═════ Supplied records ═════
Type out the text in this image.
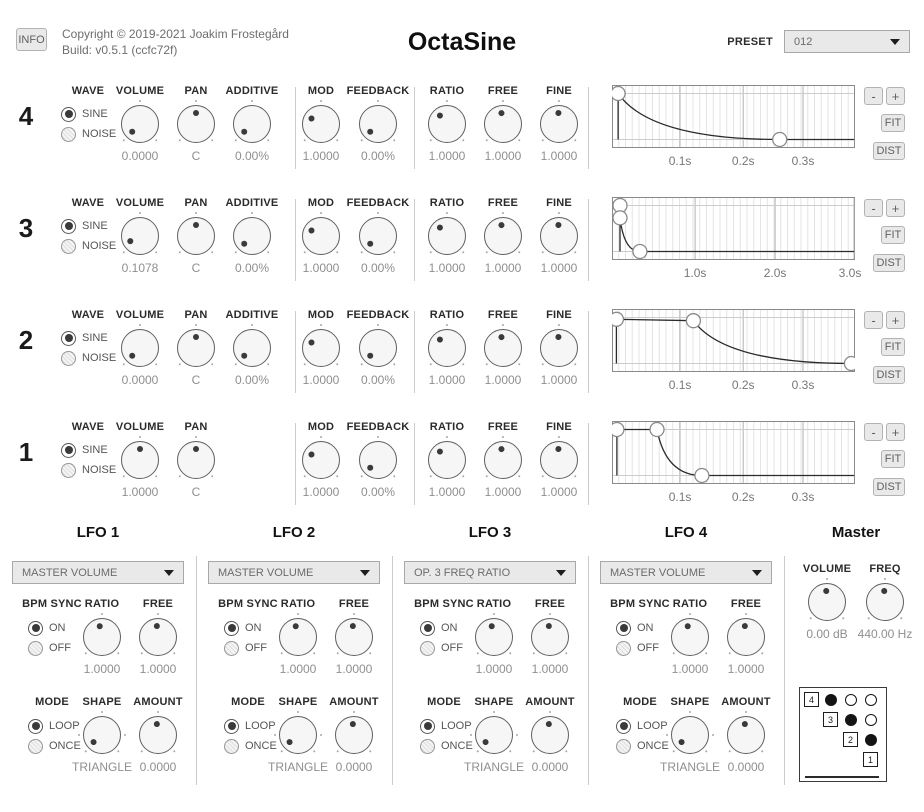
INFO Copyright © 2019-2021 Joakim Frostegård
Build: v0.5.1 (ccfc72f)	OctaSine	PRESET 012
4
WAVE
SINE
NOISE
VOLUME
0.0000
PAN
C
ADDITIVE
0.00%
MOD
1.0000
FEEDBACK
0.00%
RATIO
1.0000
FREE
1.0000
FINE
1.0000	0.1s	0.2s	0.3s
-	+
FIT
DIST
3
WAVE
SINE
NOISE
VOLUME
0.1078
PAN
C
ADDITIVE
0.00%
MOD
1.0000
FEEDBACK
0.00%
RATIO
1.0000
FREE
1.0000
FINE
1.0000	1.0s	2.0s	3.0s
-	+
FIT
DIST
2
WAVE
SINE
NOISE
VOLUME
0.0000
PAN
C
ADDITIVE
0.00%
MOD
1.0000
FEEDBACK
0.00%
RATIO
1.0000
FREE
1.0000
FINE
1.0000	0.1s	0.2s	0.3s
-	+
FIT
DIST
1
WAVE
SINE
NOISE
VOLUME
1.0000
PAN
C
MOD
1.0000
FEEDBACK
0.00%
RATIO
1.0000
FREE
1.0000
FINE
1.0000	0.1s	0.2s	0.3s
-	+
FIT
DIST
LFO 1
MASTER VOLUME
BPM SYNC
ON
OFF
RATIO
1.0000
FREE
1.0000
MODE
LOOP
ONCE
SHAPE
TRIANGLE
AMOUNT
0.0000
LFO 2
MASTER VOLUME
BPM SYNC
ON
OFF
RATIO
1.0000
FREE
1.0000
MODE
LOOP
ONCE
SHAPE
TRIANGLE
AMOUNT
0.0000
LFO 3
OP. 3 FREQ RATIO
BPM SYNC
ON
OFF
RATIO
1.0000
FREE
1.0000
MODE
LOOP
ONCE
SHAPE
TRIANGLE
AMOUNT
0.0000
LFO 4
MASTER VOLUME
BPM SYNC
ON
OFF
RATIO
1.0000
FREE
1.0000
MODE
LOOP
ONCE
SHAPE
TRIANGLE
AMOUNT
0.0000
Master
VOLUME
0.00 dB
FREQ
440.00 Hz
4
3
2
1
═════
Short exercise: Restate the whole of the material word for word without the pictures.

Solution to this exercise:
Type out the text in this image.
INFO Copyright © 2019-2021 Joakim Frostegård
Build: v0.5.1 (ccfc72f)	OctaSine	PRESET 012
4
WAVE
SINE
NOISE
VOLUME
0.0000
PAN
C
ADDITIVE
0.00%
MOD
1.0000
FEEDBACK
0.00%
RATIO
1.0000
FREE
1.0000
FINE
1.0000	0.1s	0.2s	0.3s
-	+
FIT
DIST
3
WAVE
SINE
NOISE
VOLUME
0.1078
PAN
C
ADDITIVE
0.00%
MOD
1.0000
FEEDBACK
0.00%
RATIO
1.0000
FREE
1.0000
FINE
1.0000	1.0s	2.0s	3.0s
-	+
FIT
DIST
2
WAVE
SINE
NOISE
VOLUME
0.0000
PAN
C
ADDITIVE
0.00%
MOD
1.0000
FEEDBACK
0.00%
RATIO
1.0000
FREE
1.0000
FINE
1.0000	0.1s	0.2s	0.3s
-	+
FIT
DIST
1
WAVE
SINE
NOISE
VOLUME
1.0000
PAN
C
MOD
1.0000
FEEDBACK
0.00%
RATIO
1.0000
FREE
1.0000
FINE
1.0000	0.1s	0.2s	0.3s
-	+
FIT
DIST
LFO 1
MASTER VOLUME
BPM SYNC
ON
OFF
RATIO
1.0000
FREE
1.0000
MODE
LOOP
ONCE
SHAPE
TRIANGLE
AMOUNT
0.0000
LFO 2
MASTER VOLUME
BPM SYNC
ON
OFF
RATIO
1.0000
FREE
1.0000
MODE
LOOP
ONCE
SHAPE
TRIANGLE
AMOUNT
0.0000
LFO 3
OP. 3 FREQ RATIO
BPM SYNC
ON
OFF
RATIO
1.0000
FREE
1.0000
MODE
LOOP
ONCE
SHAPE
TRIANGLE
AMOUNT
0.0000
LFO 4
MASTER VOLUME
BPM SYNC
ON
OFF
RATIO
1.0000
FREE
1.0000
MODE
LOOP
ONCE
SHAPE
TRIANGLE
AMOUNT
0.0000
Master
VOLUME
0.00 dB
FREQ
440.00 Hz
4
3
2
1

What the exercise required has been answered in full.